■ Stated problem ■
Find each line with the string "text" and report it.

Items from a data source
+++

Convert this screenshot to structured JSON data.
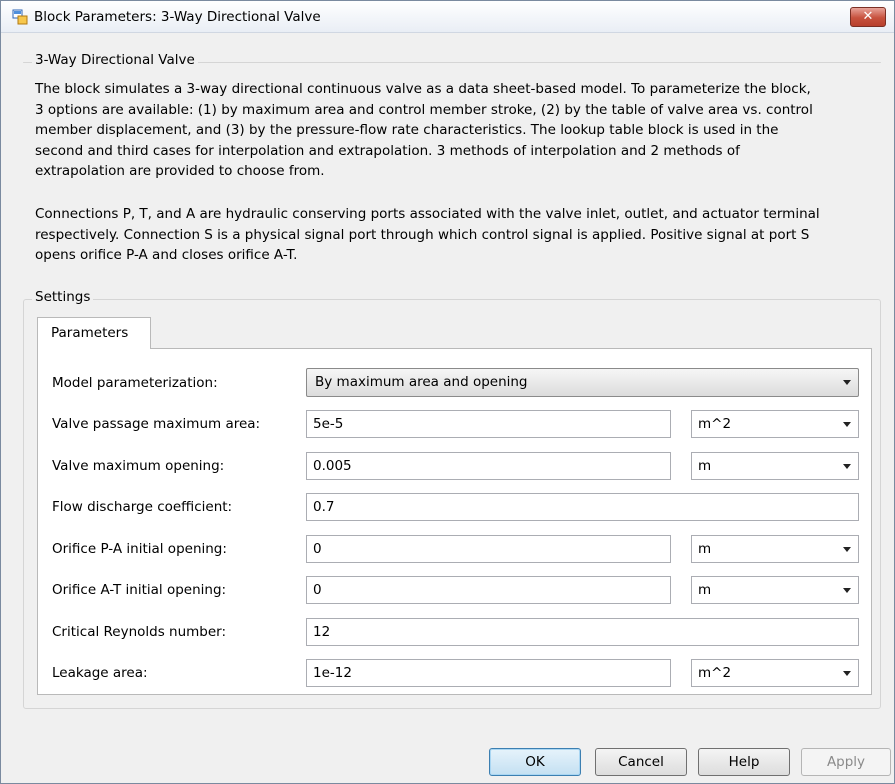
{
  "window": {
    "title": "Block Parameters: 3-Way Directional Valve",
    "close_label": "✕"
  },
  "description": {
    "group_title": "3-Way Directional Valve",
    "paragraph1_lines": [
      "The block simulates a 3-way directional continuous valve as a data sheet-based model. To parameterize the block,",
      "3 options are available: (1) by maximum area and control member stroke, (2) by the table of valve area vs. control",
      "member displacement, and (3) by the pressure-flow rate characteristics. The lookup table block is used in the",
      "second and third cases for interpolation and extrapolation. 3 methods of interpolation and 2 methods of",
      "extrapolation are provided to choose from."
    ],
    "paragraph2_lines": [
      "Connections P, T, and A are hydraulic conserving ports associated with the valve inlet, outlet, and actuator terminal",
      "respectively. Connection S is a physical signal port through which control signal is applied. Positive signal at port S",
      "opens orifice P-A and closes orifice A-T."
    ]
  },
  "settings": {
    "group_title": "Settings",
    "tab_label": "Parameters",
    "model_parameterization": {
      "label": "Model parameterization:",
      "value": "By maximum area and opening"
    },
    "params": [
      {
        "label": "Valve passage maximum area:",
        "value": "5e-5",
        "unit": "m^2"
      },
      {
        "label": "Valve maximum opening:",
        "value": "0.005",
        "unit": "m"
      },
      {
        "label": "Flow discharge coefficient:",
        "value": "0.7"
      },
      {
        "label": "Orifice P-A initial opening:",
        "value": "0",
        "unit": "m"
      },
      {
        "label": "Orifice A-T initial opening:",
        "value": "0",
        "unit": "m"
      },
      {
        "label": "Critical Reynolds number:",
        "value": "12"
      },
      {
        "label": "Leakage area:",
        "value": "1e-12",
        "unit": "m^2"
      }
    ]
  },
  "buttons": {
    "ok": "OK",
    "cancel": "Cancel",
    "help": "Help",
    "apply": "Apply"
  }
}
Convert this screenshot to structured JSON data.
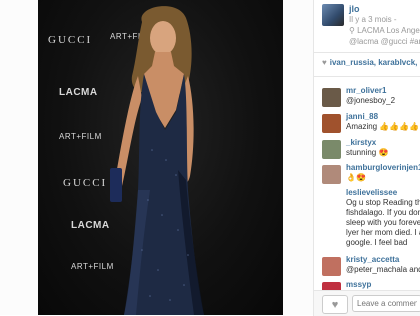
{
  "post": {
    "username": "jlo",
    "time": "Il y a 3 mois -",
    "location": "LACMA Los Angeles",
    "tags": "@lacma @gucci #artandfilm"
  },
  "photo": {
    "backdrop_logos": [
      "GUCCI",
      "ART+FILM",
      "LACMA",
      "ART+FILM",
      "GUCCI",
      "LACMA",
      "ART+FILM"
    ]
  },
  "likes": {
    "users": "ivan_russia, karablvck, ma"
  },
  "comments": [
    {
      "user": "mr_oliver1",
      "text": "@jonesboy_2",
      "avatar_color": "#6a5a48"
    },
    {
      "user": "janni_88",
      "text": "Amazing 👍👍👍👍",
      "avatar_color": "#a0522d"
    },
    {
      "user": "_kirstyx",
      "text": "stunning 😍",
      "avatar_color": "#7a8a6a"
    },
    {
      "user": "hamburgloverinjen187",
      "text": "👌😍",
      "avatar_color": "#b08a7a"
    },
    {
      "user": "leslievelissee",
      "lines": [
        "Og u stop Reading this u",
        "fishdalago. If you don't p",
        "sleep with you forever. Al",
        "lyer her mom died. I am",
        "google. I feel bad"
      ],
      "avatar_color": ""
    },
    {
      "user": "kristy_accetta",
      "text": "@peter_machala and thi",
      "avatar_color": "#c07060"
    },
    {
      "user": "mssyp",
      "text": "",
      "avatar_color": "#c03040"
    }
  ],
  "footer": {
    "comment_placeholder": "Leave a comment..."
  },
  "icons": {
    "location": "pin-icon",
    "likes": "heart-icon",
    "like_button": "heart-icon"
  }
}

+++

■ Reply to the exercise ■
      "text": "@jonesboy_2",
      "text": "Amazing 👍👍👍👍",
      "text": "stunning 😍",
      "text": "👌😍",
      "text": "@peter_machala and thi",
      "text": "",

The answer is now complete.